_Entries provided_
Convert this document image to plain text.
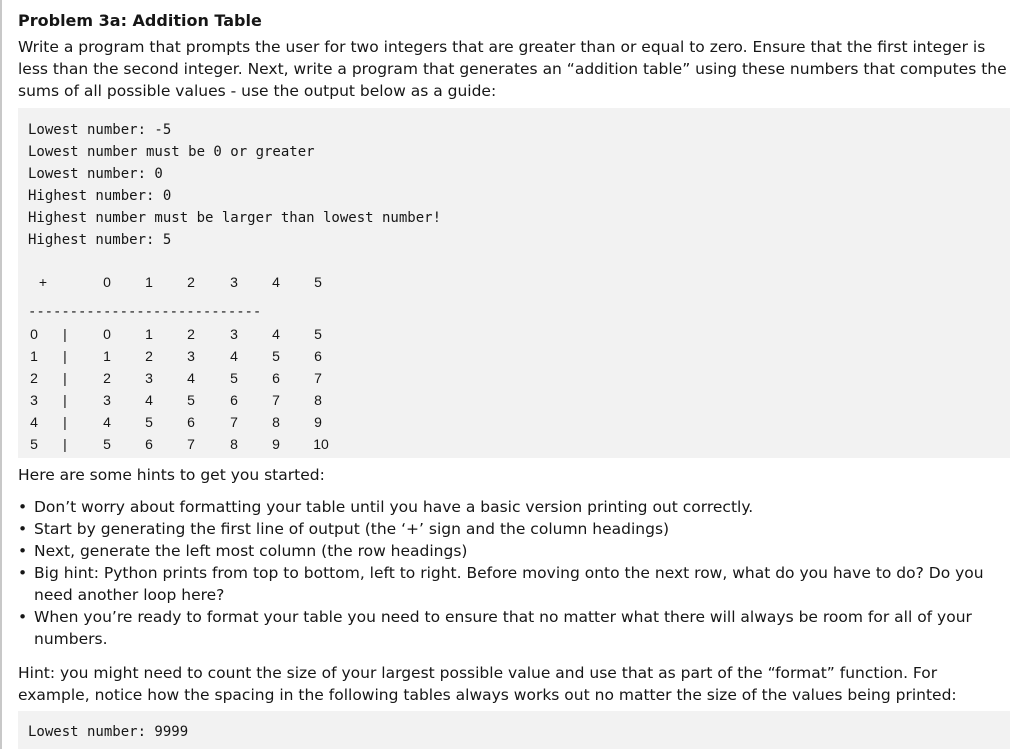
Problem 3a: Addition Table
Write a program that prompts the user for two integers that are greater than or equal to zero. Ensure that the first integer is less than the second integer. Next, write a program that generates an “addition table” using these numbers that computes the sums of all possible values - use the output below as a guide:
Lowest number: -5
Lowest number must be 0 or greater
Lowest number: 0
Highest number: 0
Highest number must be larger than lowest number!
Highest number: 5
+	0	1	2	3	4	5
----------------------------
0	|	0	1	2	3	4	5
1	|	1	2	3	4	5	6
2	|	2	3	4	5	6	7
3	|	3	4	5	6	7	8
4	|	4	5	6	7	8	9
5	|	5	6	7	8	9	10
Here are some hints to get you started:
• Don’t worry about formatting your table until you have a basic version printing out correctly.
• Start by generating the first line of output (the ‘+’ sign and the column headings)
• Next, generate the left most column (the row headings)
• Big hint: Python prints from top to bottom, left to right. Before moving onto the next row, what do you have to do? Do you need another loop here?
• When you’re ready to format your table you need to ensure that no matter what there will always be room for all of your numbers.
Hint: you might need to count the size of your largest possible value and use that as part of the “format” function. For example, notice how the spacing in the following tables always works out no matter the size of the values being printed:
Lowest number: 9999
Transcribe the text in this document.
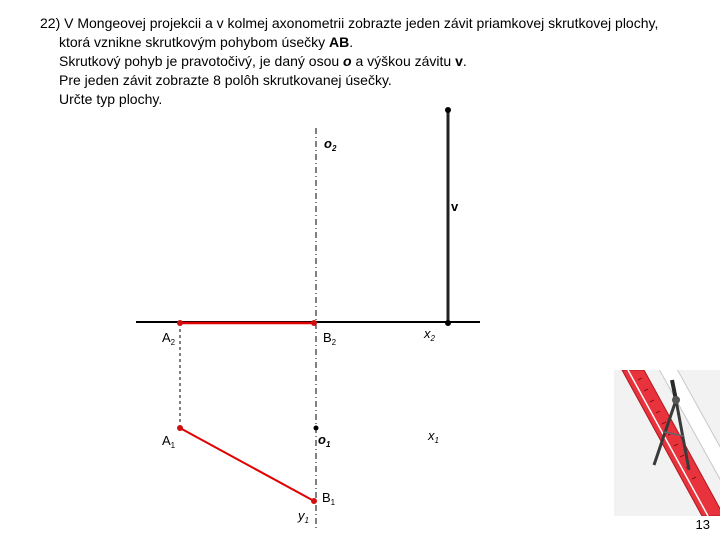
22) V Mongeovej projekcii a v kolmej axonometrii zobrazte jeden závit priamkovej skrutkovej plochy,
ktorá vznikne skrutkovým pohybom úsečky AB.
Skrutkový pohyb je pravotočivý, je daný osou o a výškou závitu v.
Pre jeden závit zobrazte 8 polôh skrutkovanej úsečky.
Určte typ plochy.
$o_2$
v
$A_2$	$B_2$
$x_2$
$A_1$	$o_1$
$x_1$
$B_1$
$y_1$	13
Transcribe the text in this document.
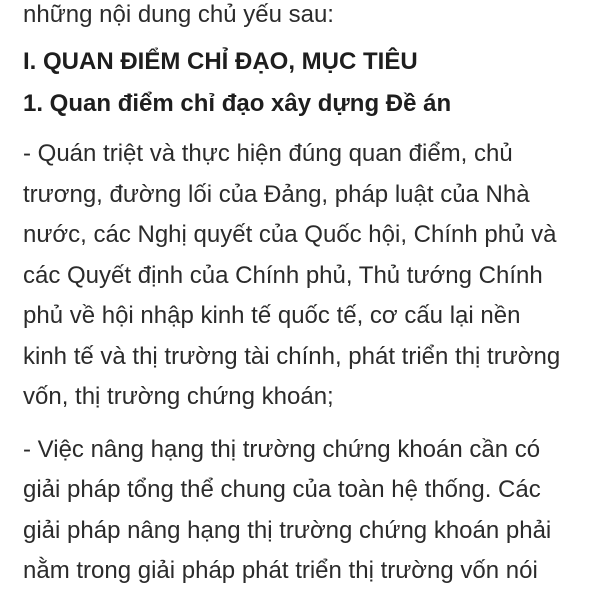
những nội dung chủ yếu sau:

I. QUAN ĐIỂM CHỈ ĐẠO, MỤC TIÊU
1. Quan điểm chỉ đạo xây dựng Đề án

- Quán triệt và thực hiện đúng quan điểm, chủ
trương, đường lối của Đảng, pháp luật của Nhà
nước, các Nghị quyết của Quốc hội, Chính phủ và
các Quyết định của Chính phủ, Thủ tướng Chính
phủ về hội nhập kinh tế quốc tế, cơ cấu lại nền
kinh tế và thị trường tài chính, phát triển thị trường
vốn, thị trường chứng khoán;

- Việc nâng hạng thị trường chứng khoán cần có
giải pháp tổng thể chung của toàn hệ thống. Các
giải pháp nâng hạng thị trường chứng khoán phải
nằm trong giải pháp phát triển thị trường vốn nói
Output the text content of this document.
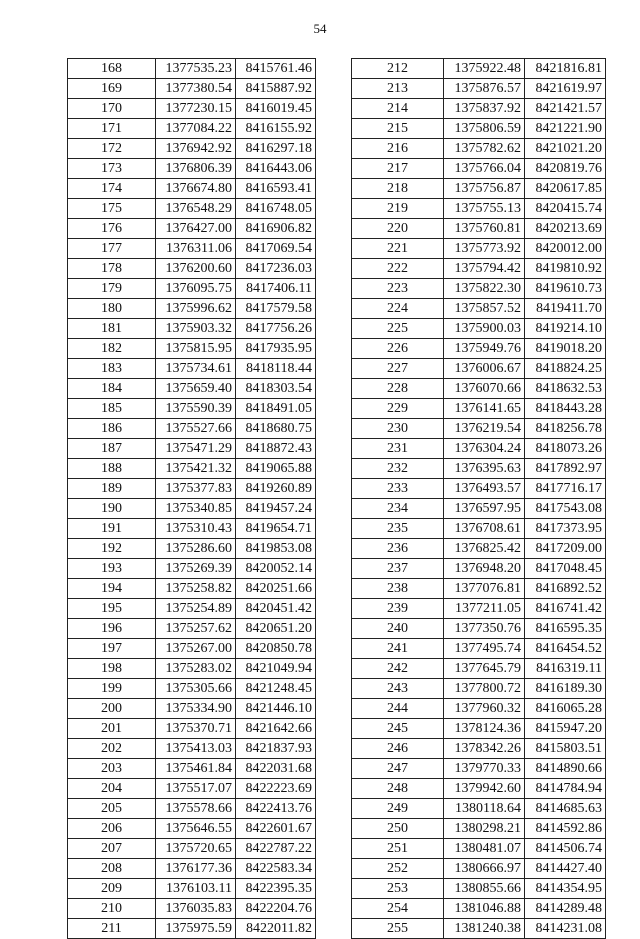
54
168	1377535.23	8415761.46
169	1377380.54	8415887.92
170	1377230.15	8416019.45
171	1377084.22	8416155.92
172	1376942.92	8416297.18
173	1376806.39	8416443.06
174	1376674.80	8416593.41
175	1376548.29	8416748.05
176	1376427.00	8416906.82
177	1376311.06	8417069.54
178	1376200.60	8417236.03
179	1376095.75	8417406.11
180	1375996.62	8417579.58
181	1375903.32	8417756.26
182	1375815.95	8417935.95
183	1375734.61	8418118.44
184	1375659.40	8418303.54
185	1375590.39	8418491.05
186	1375527.66	8418680.75
187	1375471.29	8418872.43
188	1375421.32	8419065.88
189	1375377.83	8419260.89
190	1375340.85	8419457.24
191	1375310.43	8419654.71
192	1375286.60	8419853.08
193	1375269.39	8420052.14
194	1375258.82	8420251.66
195	1375254.89	8420451.42
196	1375257.62	8420651.20
197	1375267.00	8420850.78
198	1375283.02	8421049.94
199	1375305.66	8421248.45
200	1375334.90	8421446.10
201	1375370.71	8421642.66
202	1375413.03	8421837.93
203	1375461.84	8422031.68
204	1375517.07	8422223.69
205	1375578.66	8422413.76
206	1375646.55	8422601.67
207	1375720.65	8422787.22
208	1376177.36	8422583.34
209	1376103.11	8422395.35
210	1376035.83	8422204.76
211	1375975.59	8422011.82
212	1375922.48	8421816.81
213	1375876.57	8421619.97
214	1375837.92	8421421.57
215	1375806.59	8421221.90
216	1375782.62	8421021.20
217	1375766.04	8420819.76
218	1375756.87	8420617.85
219	1375755.13	8420415.74
220	1375760.81	8420213.69
221	1375773.92	8420012.00
222	1375794.42	8419810.92
223	1375822.30	8419610.73
224	1375857.52	8419411.70
225	1375900.03	8419214.10
226	1375949.76	8419018.20
227	1376006.67	8418824.25
228	1376070.66	8418632.53
229	1376141.65	8418443.28
230	1376219.54	8418256.78
231	1376304.24	8418073.26
232	1376395.63	8417892.97
233	1376493.57	8417716.17
234	1376597.95	8417543.08
235	1376708.61	8417373.95
236	1376825.42	8417209.00
237	1376948.20	8417048.45
238	1377076.81	8416892.52
239	1377211.05	8416741.42
240	1377350.76	8416595.35
241	1377495.74	8416454.52
242	1377645.79	8416319.11
243	1377800.72	8416189.30
244	1377960.32	8416065.28
245	1378124.36	8415947.20
246	1378342.26	8415803.51
247	1379770.33	8414890.66
248	1379942.60	8414784.94
249	1380118.64	8414685.63
250	1380298.21	8414592.86
251	1380481.07	8414506.74
252	1380666.97	8414427.40
253	1380855.66	8414354.95
254	1381046.88	8414289.48
255	1381240.38	8414231.08
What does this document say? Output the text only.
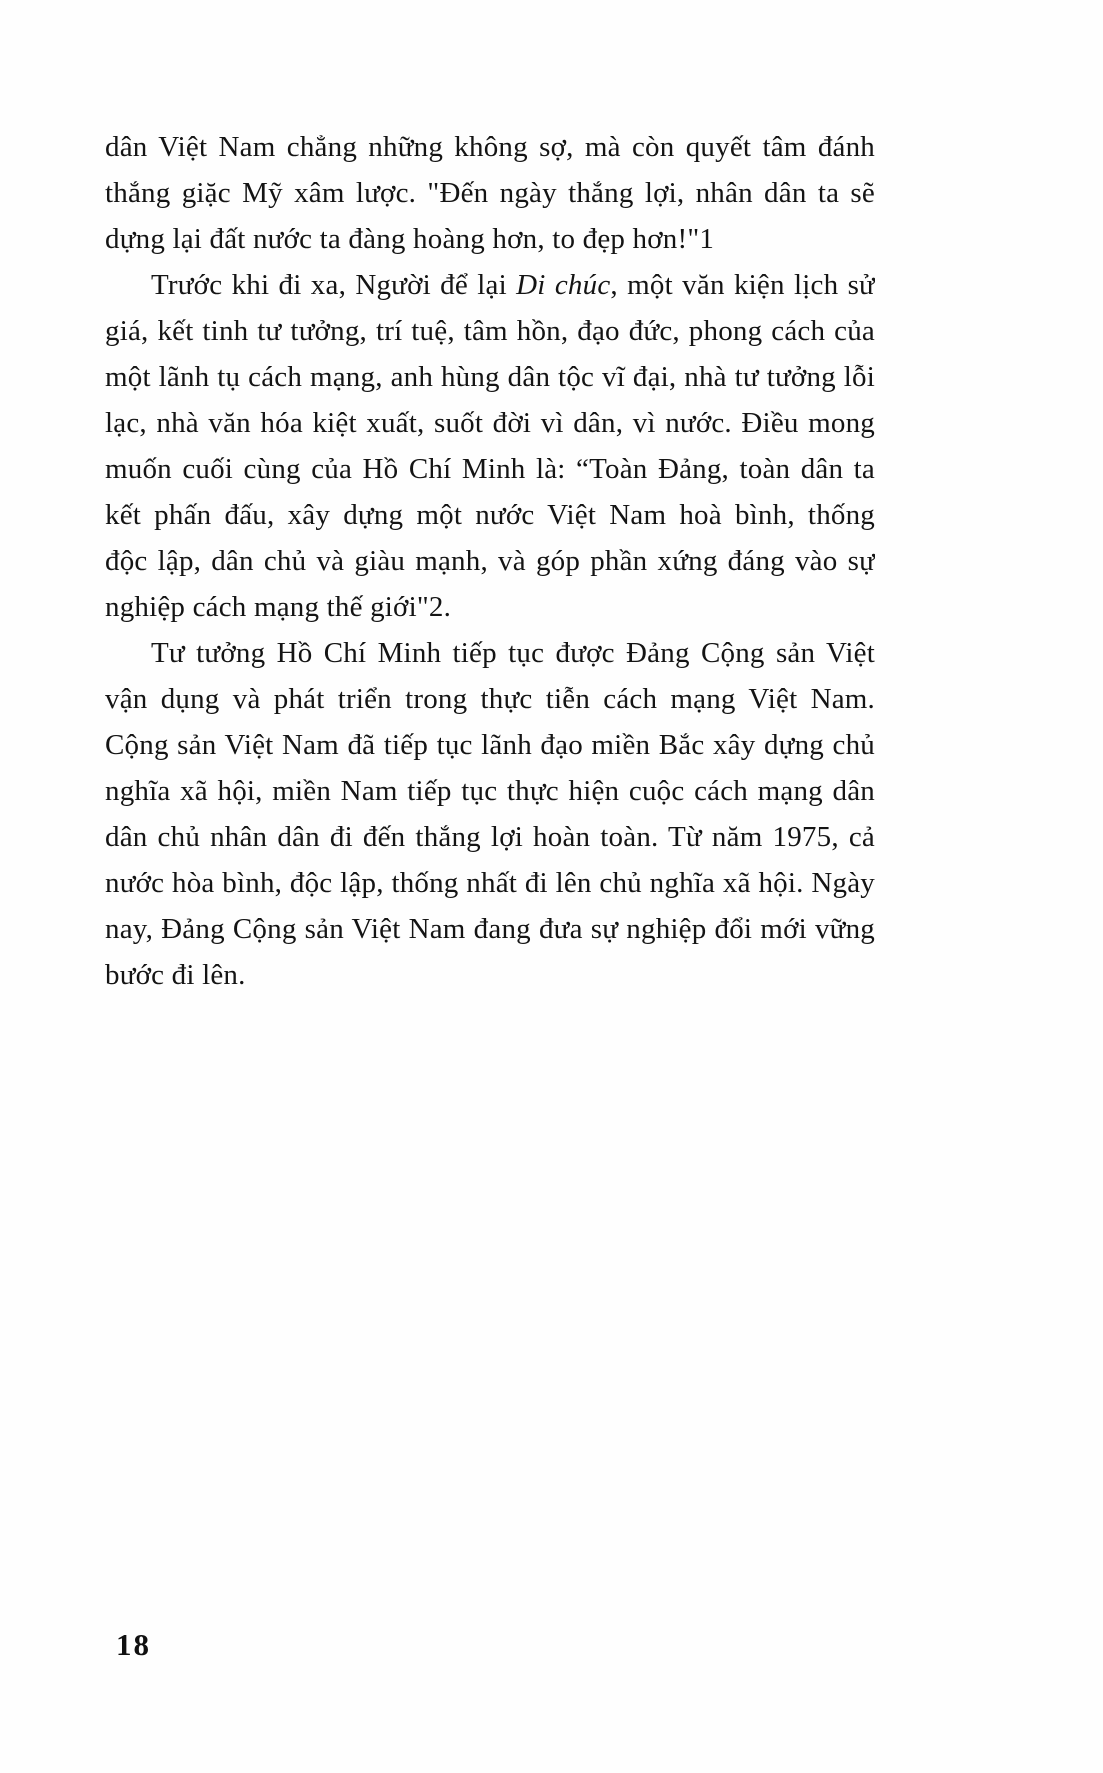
dân Việt Nam chẳng những không sợ, mà còn quyết tâm đánh
thắng giặc Mỹ xâm lược. "Đến ngày thắng lợi, nhân dân ta sẽ
dựng lại đất nước ta đàng hoàng hơn, to đẹp hơn!"1
Trước khi đi xa, Người để lại Di chúc, một văn kiện lịch sử
giá, kết tinh tư tưởng, trí tuệ, tâm hồn, đạo đức, phong cách của
một lãnh tụ cách mạng, anh hùng dân tộc vĩ đại, nhà tư tưởng lỗi
lạc, nhà văn hóa kiệt xuất, suốt đời vì dân, vì nước. Điều mong
muốn cuối cùng của Hồ Chí Minh là: “Toàn Đảng, toàn dân ta
kết phấn đấu, xây dựng một nước Việt Nam hoà bình, thống
độc lập, dân chủ và giàu mạnh, và góp phần xứng đáng vào sự
nghiệp cách mạng thế giới"2.
Tư tưởng Hồ Chí Minh tiếp tục được Đảng Cộng sản Việt
vận dụng và phát triển trong thực tiễn cách mạng Việt Nam.
Cộng sản Việt Nam đã tiếp tục lãnh đạo miền Bắc xây dựng chủ
nghĩa xã hội, miền Nam tiếp tục thực hiện cuộc cách mạng dân
dân chủ nhân dân đi đến thắng lợi hoàn toàn. Từ năm 1975, cả
nước hòa bình, độc lập, thống nhất đi lên chủ nghĩa xã hội. Ngày
nay, Đảng Cộng sản Việt Nam đang đưa sự nghiệp đổi mới vững
bước đi lên.
18
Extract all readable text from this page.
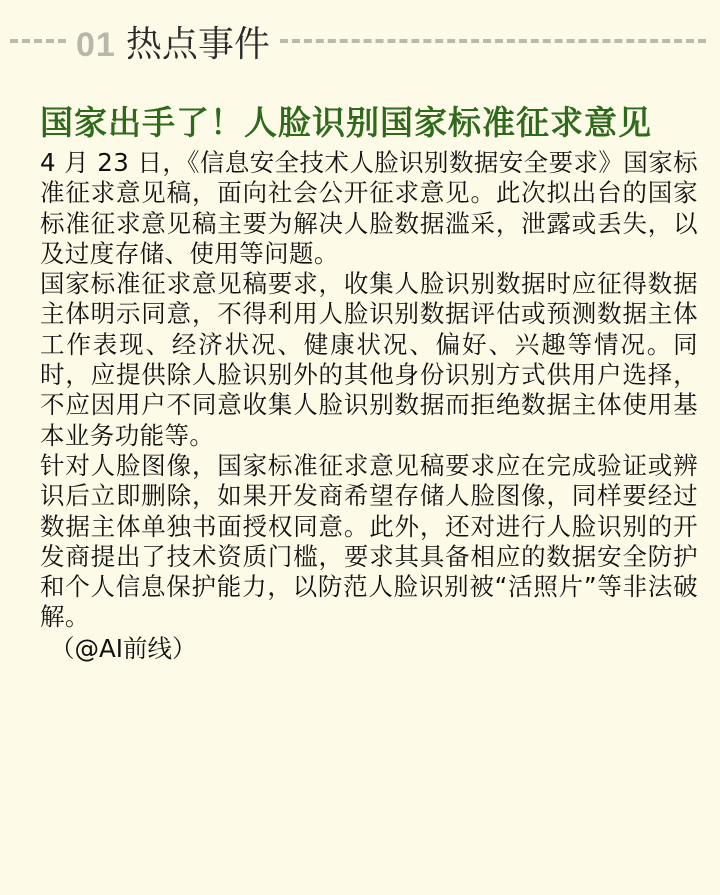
01 热点事件
国家出手了！人脸识别国家标准征求意见

4 月 23 日，《信息安全技术人脸识别数据安全要求》国家标准征求意见稿，面向社会公开征求意见。此次拟出台的国家标准征求意见稿主要为解决人脸数据滥采，泄露或丢失，以及过度存储、使用等问题。

国家标准征求意见稿要求，收集人脸识别数据时应征得数据主体明示同意，不得利用人脸识别数据评估或预测数据主体工作表现、经济状况、健康状况、偏好、兴趣等情况。同时，应提供除人脸识别外的其他身份识别方式供用户选择，不应因用户不同意收集人脸识别数据而拒绝数据主体使用基本业务功能等。

针对人脸图像，国家标准征求意见稿要求应在完成验证或辨识后立即删除，如果开发商希望存储人脸图像，同样要经过数据主体单独书面授权同意。此外，还对进行人脸识别的开发商提出了技术资质门槛，要求其具备相应的数据安全防护和个人信息保护能力，以防范人脸识别被“活照片”等非法破解。

（@AI前线）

_Short task_
Pick out the lines that have the word "nhân". Copy them all.

_Answer in full_
thắng giặc Mỹ xâm lược. "Đến ngày thắng lợi, nhân dân ta sẽ
dân chủ nhân dân đi đến thắng lợi hoàn toàn. Từ năm 1975, cả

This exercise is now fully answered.